▶ [Written problem] For the listing below, give the number of lines in which "name" occurs. Add nothing.

▶ [Material to process]
----------

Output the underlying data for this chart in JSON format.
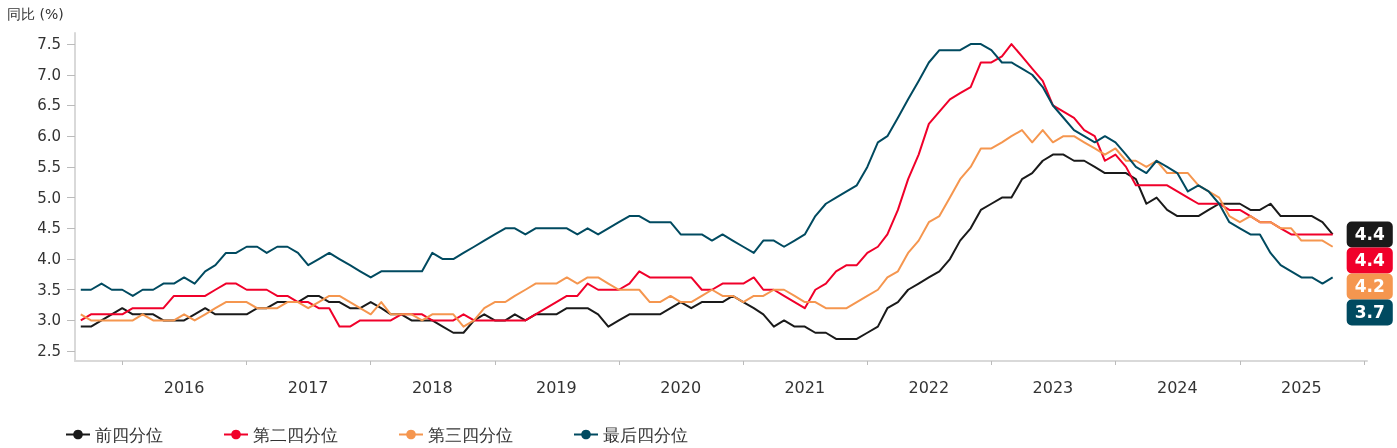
{
  "chart_data": {
    "type": "line",
    "ylabel": "同比 (%)",
    "x": [
      "2015-09",
      "2015-10",
      "2015-11",
      "2015-12",
      "2016-01",
      "2016-02",
      "2016-03",
      "2016-04",
      "2016-05",
      "2016-06",
      "2016-07",
      "2016-08",
      "2016-09",
      "2016-10",
      "2016-11",
      "2016-12",
      "2017-01",
      "2017-02",
      "2017-03",
      "2017-04",
      "2017-05",
      "2017-06",
      "2017-07",
      "2017-08",
      "2017-09",
      "2017-10",
      "2017-11",
      "2017-12",
      "2018-01",
      "2018-02",
      "2018-03",
      "2018-04",
      "2018-05",
      "2018-06",
      "2018-07",
      "2018-08",
      "2018-09",
      "2018-10",
      "2018-11",
      "2018-12",
      "2019-01",
      "2019-02",
      "2019-03",
      "2019-04",
      "2019-05",
      "2019-06",
      "2019-07",
      "2019-08",
      "2019-09",
      "2019-10",
      "2019-11",
      "2019-12",
      "2020-01",
      "2020-02",
      "2020-03",
      "2020-04",
      "2020-05",
      "2020-06",
      "2020-07",
      "2020-08",
      "2020-09",
      "2020-10",
      "2020-11",
      "2020-12",
      "2021-01",
      "2021-02",
      "2021-03",
      "2021-04",
      "2021-05",
      "2021-06",
      "2021-07",
      "2021-08",
      "2021-09",
      "2021-10",
      "2021-11",
      "2021-12",
      "2022-01",
      "2022-02",
      "2022-03",
      "2022-04",
      "2022-05",
      "2022-06",
      "2022-07",
      "2022-08",
      "2022-09",
      "2022-10",
      "2022-11",
      "2022-12",
      "2023-01",
      "2023-02",
      "2023-03",
      "2023-04",
      "2023-05",
      "2023-06",
      "2023-07",
      "2023-08",
      "2023-09",
      "2023-10",
      "2023-11",
      "2023-12",
      "2024-01",
      "2024-02",
      "2024-03",
      "2024-04",
      "2024-05",
      "2024-06",
      "2024-07",
      "2024-08",
      "2024-09",
      "2024-10",
      "2024-11",
      "2024-12",
      "2025-01",
      "2025-02",
      "2025-03",
      "2025-04",
      "2025-05",
      "2025-06",
      "2025-07",
      "2025-08",
      "2025-09",
      "2025-10"
    ],
    "series": [
      {
        "name": "前四分位",
        "color": "#1a1a1a",
        "values": [
          2.9,
          2.9,
          3.0,
          3.1,
          3.2,
          3.1,
          3.1,
          3.1,
          3.0,
          3.0,
          3.0,
          3.1,
          3.2,
          3.1,
          3.1,
          3.1,
          3.1,
          3.2,
          3.2,
          3.3,
          3.3,
          3.3,
          3.4,
          3.4,
          3.3,
          3.3,
          3.2,
          3.2,
          3.3,
          3.2,
          3.1,
          3.1,
          3.0,
          3.0,
          3.0,
          2.9,
          2.8,
          2.8,
          3.0,
          3.1,
          3.0,
          3.0,
          3.1,
          3.0,
          3.1,
          3.1,
          3.1,
          3.2,
          3.2,
          3.2,
          3.1,
          2.9,
          3.0,
          3.1,
          3.1,
          3.1,
          3.1,
          3.2,
          3.3,
          3.2,
          3.3,
          3.3,
          3.3,
          3.4,
          3.3,
          3.2,
          3.1,
          2.9,
          3.0,
          2.9,
          2.9,
          2.8,
          2.8,
          2.7,
          2.7,
          2.7,
          2.8,
          2.9,
          3.2,
          3.3,
          3.5,
          3.6,
          3.7,
          3.8,
          4.0,
          4.3,
          4.5,
          4.8,
          4.9,
          5.0,
          5.0,
          5.3,
          5.4,
          5.6,
          5.7,
          5.7,
          5.6,
          5.6,
          5.5,
          5.4,
          5.4,
          5.4,
          5.3,
          4.9,
          5.0,
          4.8,
          4.7,
          4.7,
          4.7,
          4.8,
          4.9,
          4.9,
          4.9,
          4.8,
          4.8,
          4.9,
          4.7,
          4.7,
          4.7,
          4.7,
          4.6,
          4.4
        ],
        "value_labels": [
          null,
          null,
          null,
          null,
          null,
          null,
          null,
          null,
          null,
          null,
          null,
          null,
          null,
          null,
          null,
          null,
          null,
          null,
          null,
          null,
          null,
          null,
          null,
          null,
          null,
          null,
          null,
          null,
          null,
          null,
          null,
          null,
          null,
          null,
          null,
          null,
          null,
          null,
          null,
          null,
          null,
          null,
          null,
          null,
          null,
          null,
          null,
          null,
          null,
          null,
          null,
          null,
          null,
          null,
          null,
          null,
          null,
          null,
          null,
          null,
          null,
          null,
          null,
          null,
          null,
          null,
          null,
          null,
          null,
          null,
          null,
          null,
          null,
          null,
          null,
          null,
          null,
          null,
          null,
          null,
          null,
          null,
          null,
          null,
          null,
          null,
          null,
          null,
          null,
          null,
          null,
          null,
          null,
          null,
          null,
          null,
          null,
          null,
          null,
          null,
          null,
          null,
          null,
          null,
          null,
          null,
          null,
          null,
          null,
          null,
          null,
          null,
          null,
          null,
          null,
          null,
          null,
          null,
          null,
          null,
          null,
          "4.4"
        ]
      },
      {
        "name": "第二四分位",
        "color": "#f0002a",
        "values": [
          3.0,
          3.1,
          3.1,
          3.1,
          3.1,
          3.2,
          3.2,
          3.2,
          3.2,
          3.4,
          3.4,
          3.4,
          3.4,
          3.5,
          3.6,
          3.6,
          3.5,
          3.5,
          3.5,
          3.4,
          3.4,
          3.3,
          3.3,
          3.2,
          3.2,
          2.9,
          2.9,
          3.0,
          3.0,
          3.0,
          3.0,
          3.1,
          3.1,
          3.1,
          3.0,
          3.0,
          3.0,
          3.1,
          3.0,
          3.0,
          3.0,
          3.0,
          3.0,
          3.0,
          3.1,
          3.2,
          3.3,
          3.4,
          3.4,
          3.6,
          3.5,
          3.5,
          3.5,
          3.6,
          3.8,
          3.7,
          3.7,
          3.7,
          3.7,
          3.7,
          3.5,
          3.5,
          3.6,
          3.6,
          3.6,
          3.7,
          3.5,
          3.5,
          3.4,
          3.3,
          3.2,
          3.5,
          3.6,
          3.8,
          3.9,
          3.9,
          4.1,
          4.2,
          4.4,
          4.8,
          5.3,
          5.7,
          6.2,
          6.4,
          6.6,
          6.7,
          6.8,
          7.2,
          7.2,
          7.3,
          7.5,
          7.3,
          7.1,
          6.9,
          6.5,
          6.4,
          6.3,
          6.1,
          6.0,
          5.6,
          5.7,
          5.5,
          5.2,
          5.2,
          5.2,
          5.2,
          5.1,
          5.0,
          4.9,
          4.9,
          4.9,
          4.8,
          4.8,
          4.7,
          4.6,
          4.6,
          4.5,
          4.4,
          4.4,
          4.4,
          4.4,
          4.4
        ],
        "value_labels": [
          null,
          null,
          null,
          null,
          null,
          null,
          null,
          null,
          null,
          null,
          null,
          null,
          null,
          null,
          null,
          null,
          null,
          null,
          null,
          null,
          null,
          null,
          null,
          null,
          null,
          null,
          null,
          null,
          null,
          null,
          null,
          null,
          null,
          null,
          null,
          null,
          null,
          null,
          null,
          null,
          null,
          null,
          null,
          null,
          null,
          null,
          null,
          null,
          null,
          null,
          null,
          null,
          null,
          null,
          null,
          null,
          null,
          null,
          null,
          null,
          null,
          null,
          null,
          null,
          null,
          null,
          null,
          null,
          null,
          null,
          null,
          null,
          null,
          null,
          null,
          null,
          null,
          null,
          null,
          null,
          null,
          null,
          null,
          null,
          null,
          null,
          null,
          null,
          null,
          null,
          null,
          null,
          null,
          null,
          null,
          null,
          null,
          null,
          null,
          null,
          null,
          null,
          null,
          null,
          null,
          null,
          null,
          null,
          null,
          null,
          null,
          null,
          null,
          null,
          null,
          null,
          null,
          null,
          null,
          null,
          null,
          "4.4"
        ]
      },
      {
        "name": "第三四分位",
        "color": "#f5964f",
        "values": [
          3.1,
          3.0,
          3.0,
          3.0,
          3.0,
          3.0,
          3.1,
          3.0,
          3.0,
          3.0,
          3.1,
          3.0,
          3.1,
          3.2,
          3.3,
          3.3,
          3.3,
          3.2,
          3.2,
          3.2,
          3.3,
          3.3,
          3.2,
          3.3,
          3.4,
          3.4,
          3.3,
          3.2,
          3.1,
          3.3,
          3.1,
          3.1,
          3.1,
          3.0,
          3.1,
          3.1,
          3.1,
          2.9,
          3.0,
          3.2,
          3.3,
          3.3,
          3.4,
          3.5,
          3.6,
          3.6,
          3.6,
          3.7,
          3.6,
          3.7,
          3.7,
          3.6,
          3.5,
          3.5,
          3.5,
          3.3,
          3.3,
          3.4,
          3.3,
          3.3,
          3.4,
          3.5,
          3.4,
          3.4,
          3.3,
          3.4,
          3.4,
          3.5,
          3.5,
          3.4,
          3.3,
          3.3,
          3.2,
          3.2,
          3.2,
          3.3,
          3.4,
          3.5,
          3.7,
          3.8,
          4.1,
          4.3,
          4.6,
          4.7,
          5.0,
          5.3,
          5.5,
          5.8,
          5.8,
          5.9,
          6.0,
          6.1,
          5.9,
          6.1,
          5.9,
          6.0,
          6.0,
          5.9,
          5.8,
          5.7,
          5.8,
          5.6,
          5.6,
          5.5,
          5.6,
          5.4,
          5.4,
          5.4,
          5.2,
          5.1,
          5.0,
          4.7,
          4.6,
          4.7,
          4.6,
          4.6,
          4.5,
          4.5,
          4.3,
          4.3,
          4.3,
          4.2
        ],
        "value_labels": [
          null,
          null,
          null,
          null,
          null,
          null,
          null,
          null,
          null,
          null,
          null,
          null,
          null,
          null,
          null,
          null,
          null,
          null,
          null,
          null,
          null,
          null,
          null,
          null,
          null,
          null,
          null,
          null,
          null,
          null,
          null,
          null,
          null,
          null,
          null,
          null,
          null,
          null,
          null,
          null,
          null,
          null,
          null,
          null,
          null,
          null,
          null,
          null,
          null,
          null,
          null,
          null,
          null,
          null,
          null,
          null,
          null,
          null,
          null,
          null,
          null,
          null,
          null,
          null,
          null,
          null,
          null,
          null,
          null,
          null,
          null,
          null,
          null,
          null,
          null,
          null,
          null,
          null,
          null,
          null,
          null,
          null,
          null,
          null,
          null,
          null,
          null,
          null,
          null,
          null,
          null,
          null,
          null,
          null,
          null,
          null,
          null,
          null,
          null,
          null,
          null,
          null,
          null,
          null,
          null,
          null,
          null,
          null,
          null,
          null,
          null,
          null,
          null,
          null,
          null,
          null,
          null,
          null,
          null,
          null,
          null,
          "4.2"
        ]
      },
      {
        "name": "最后四分位",
        "color": "#004a60",
        "values": [
          3.5,
          3.5,
          3.6,
          3.5,
          3.5,
          3.4,
          3.5,
          3.5,
          3.6,
          3.6,
          3.7,
          3.6,
          3.8,
          3.9,
          4.1,
          4.1,
          4.2,
          4.2,
          4.1,
          4.2,
          4.2,
          4.1,
          3.9,
          4.0,
          4.1,
          4.0,
          3.9,
          3.8,
          3.7,
          3.8,
          3.8,
          3.8,
          3.8,
          3.8,
          4.1,
          4.0,
          4.0,
          4.1,
          4.2,
          4.3,
          4.4,
          4.5,
          4.5,
          4.4,
          4.5,
          4.5,
          4.5,
          4.5,
          4.4,
          4.5,
          4.4,
          4.5,
          4.6,
          4.7,
          4.7,
          4.6,
          4.6,
          4.6,
          4.4,
          4.4,
          4.4,
          4.3,
          4.4,
          4.3,
          4.2,
          4.1,
          4.3,
          4.3,
          4.2,
          4.3,
          4.4,
          4.7,
          4.9,
          5.0,
          5.1,
          5.2,
          5.5,
          5.9,
          6.0,
          6.3,
          6.6,
          6.9,
          7.2,
          7.4,
          7.4,
          7.4,
          7.5,
          7.5,
          7.4,
          7.2,
          7.2,
          7.1,
          7.0,
          6.8,
          6.5,
          6.3,
          6.1,
          6.0,
          5.9,
          6.0,
          5.9,
          5.7,
          5.5,
          5.4,
          5.6,
          5.5,
          5.4,
          5.1,
          5.2,
          5.1,
          4.9,
          4.6,
          4.5,
          4.4,
          4.4,
          4.1,
          3.9,
          3.8,
          3.7,
          3.7,
          3.6,
          3.7
        ],
        "value_labels": [
          null,
          null,
          null,
          null,
          null,
          null,
          null,
          null,
          null,
          null,
          null,
          null,
          null,
          null,
          null,
          null,
          null,
          null,
          null,
          null,
          null,
          null,
          null,
          null,
          null,
          null,
          null,
          null,
          null,
          null,
          null,
          null,
          null,
          null,
          null,
          null,
          null,
          null,
          null,
          null,
          null,
          null,
          null,
          null,
          null,
          null,
          null,
          null,
          null,
          null,
          null,
          null,
          null,
          null,
          null,
          null,
          null,
          null,
          null,
          null,
          null,
          null,
          null,
          null,
          null,
          null,
          null,
          null,
          null,
          null,
          null,
          null,
          null,
          null,
          null,
          null,
          null,
          null,
          null,
          null,
          null,
          null,
          null,
          null,
          null,
          null,
          null,
          null,
          null,
          null,
          null,
          null,
          null,
          null,
          null,
          null,
          null,
          null,
          null,
          null,
          null,
          null,
          null,
          null,
          null,
          null,
          null,
          null,
          null,
          null,
          null,
          null,
          null,
          null,
          null,
          null,
          null,
          null,
          null,
          null,
          null,
          "3.7"
        ]
      }
    ],
    "xlim": [
      "2015-08-15",
      "2026-01-10"
    ],
    "xticks": [
      {
        "value": "2016-01",
        "label": null
      },
      {
        "value": "2017-01",
        "label": null
      },
      {
        "value": "2018-01",
        "label": null
      },
      {
        "value": "2019-01",
        "label": null
      },
      {
        "value": "2020-01",
        "label": null
      },
      {
        "value": "2021-01",
        "label": null
      },
      {
        "value": "2022-01",
        "label": null
      },
      {
        "value": "2023-01",
        "label": null
      },
      {
        "value": "2024-01",
        "label": null
      },
      {
        "value": "2025-01",
        "label": null
      },
      {
        "value": "2026-01",
        "label": null
      },
      {
        "value": "2016-07",
        "label": "2016"
      },
      {
        "value": "2017-07",
        "label": "2017"
      },
      {
        "value": "2018-07",
        "label": "2018"
      },
      {
        "value": "2019-07",
        "label": "2019"
      },
      {
        "value": "2020-07",
        "label": "2020"
      },
      {
        "value": "2021-07",
        "label": "2021"
      },
      {
        "value": "2022-07",
        "label": "2022"
      },
      {
        "value": "2023-07",
        "label": "2023"
      },
      {
        "value": "2024-07",
        "label": "2024"
      },
      {
        "value": "2025-07",
        "label": "2025"
      }
    ],
    "ylim": [
      2.34,
      7.68
    ],
    "yticks": [
      2.5,
      {
        "value": 3,
        "label": "3.0"
      },
      3.5,
      {
        "value": 4,
        "label": "4.0"
      },
      4.5,
      {
        "value": 5,
        "label": "5.0"
      },
      5.5,
      {
        "value": 6,
        "label": "6.0"
      },
      6.5,
      {
        "value": 7,
        "label": "7.0"
      },
      7.5
    ],
    "grid": false,
    "legend": "bottom left"
  }
}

----------

▶ [Exercise response] 4